WRITTEN INSTRUCTION:
Find the line that contains "Extract the structured"; then retype it and each line after it, exactly, through the final line of the data below.

SUPPLIED DATA:
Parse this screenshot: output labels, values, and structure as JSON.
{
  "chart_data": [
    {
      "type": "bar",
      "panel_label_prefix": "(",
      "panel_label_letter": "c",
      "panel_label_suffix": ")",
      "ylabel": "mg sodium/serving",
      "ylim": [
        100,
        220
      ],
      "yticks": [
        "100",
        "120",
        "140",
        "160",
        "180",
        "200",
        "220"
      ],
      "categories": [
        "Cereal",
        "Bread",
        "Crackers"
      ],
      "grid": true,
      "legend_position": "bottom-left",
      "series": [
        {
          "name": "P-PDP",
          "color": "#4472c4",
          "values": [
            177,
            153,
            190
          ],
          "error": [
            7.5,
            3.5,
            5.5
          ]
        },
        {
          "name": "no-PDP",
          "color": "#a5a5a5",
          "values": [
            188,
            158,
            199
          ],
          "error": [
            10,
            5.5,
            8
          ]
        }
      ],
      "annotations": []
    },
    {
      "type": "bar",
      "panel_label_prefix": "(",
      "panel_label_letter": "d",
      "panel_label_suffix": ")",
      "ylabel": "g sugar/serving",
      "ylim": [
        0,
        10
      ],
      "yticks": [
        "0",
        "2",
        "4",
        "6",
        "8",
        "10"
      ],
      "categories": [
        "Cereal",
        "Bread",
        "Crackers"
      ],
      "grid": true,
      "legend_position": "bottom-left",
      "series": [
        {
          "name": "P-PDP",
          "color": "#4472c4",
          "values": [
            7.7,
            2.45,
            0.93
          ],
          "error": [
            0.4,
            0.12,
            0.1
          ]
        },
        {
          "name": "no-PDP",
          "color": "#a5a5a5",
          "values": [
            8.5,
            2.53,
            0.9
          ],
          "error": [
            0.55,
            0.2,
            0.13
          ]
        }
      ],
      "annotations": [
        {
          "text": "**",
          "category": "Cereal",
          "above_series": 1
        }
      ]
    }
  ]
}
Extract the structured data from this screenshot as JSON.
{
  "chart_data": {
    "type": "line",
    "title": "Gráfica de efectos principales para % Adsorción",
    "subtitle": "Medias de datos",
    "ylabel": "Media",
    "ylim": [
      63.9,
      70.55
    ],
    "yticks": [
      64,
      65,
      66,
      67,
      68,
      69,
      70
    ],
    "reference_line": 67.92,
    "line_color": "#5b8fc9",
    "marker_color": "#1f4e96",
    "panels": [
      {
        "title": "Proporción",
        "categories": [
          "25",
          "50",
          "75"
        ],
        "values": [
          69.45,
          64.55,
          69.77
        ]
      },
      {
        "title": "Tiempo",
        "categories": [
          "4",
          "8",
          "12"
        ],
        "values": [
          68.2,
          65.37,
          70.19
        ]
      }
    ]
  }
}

RESPONSE TO THIS TASK:
Extract the structured data from this screenshot as JSON.
{
  "chart_data": {
    "type": "line",
    "title": "Gráfica de efectos principales para % Adsorción",
    "subtitle": "Medias de datos",
    "ylabel": "Media",
    "ylim": [
      63.9,
      70.55
    ],
    "yticks": [
      64,
      65,
      66,
      67,
      68,
      69,
      70
    ],
    "reference_line": 67.92,
    "line_color": "#5b8fc9",
    "marker_color": "#1f4e96",
    "panels": [
      {
        "title": "Proporción",
        "categories": [
          "25",
          "50",
          "75"
        ],
        "values": [
          69.45,
          64.55,
          69.77
        ]
      },
      {
        "title": "Tiempo",
        "categories": [
          "4",
          "8",
          "12"
        ],
        "values": [
          68.2,
          65.37,
          70.19
        ]
      }
    ]
  }
}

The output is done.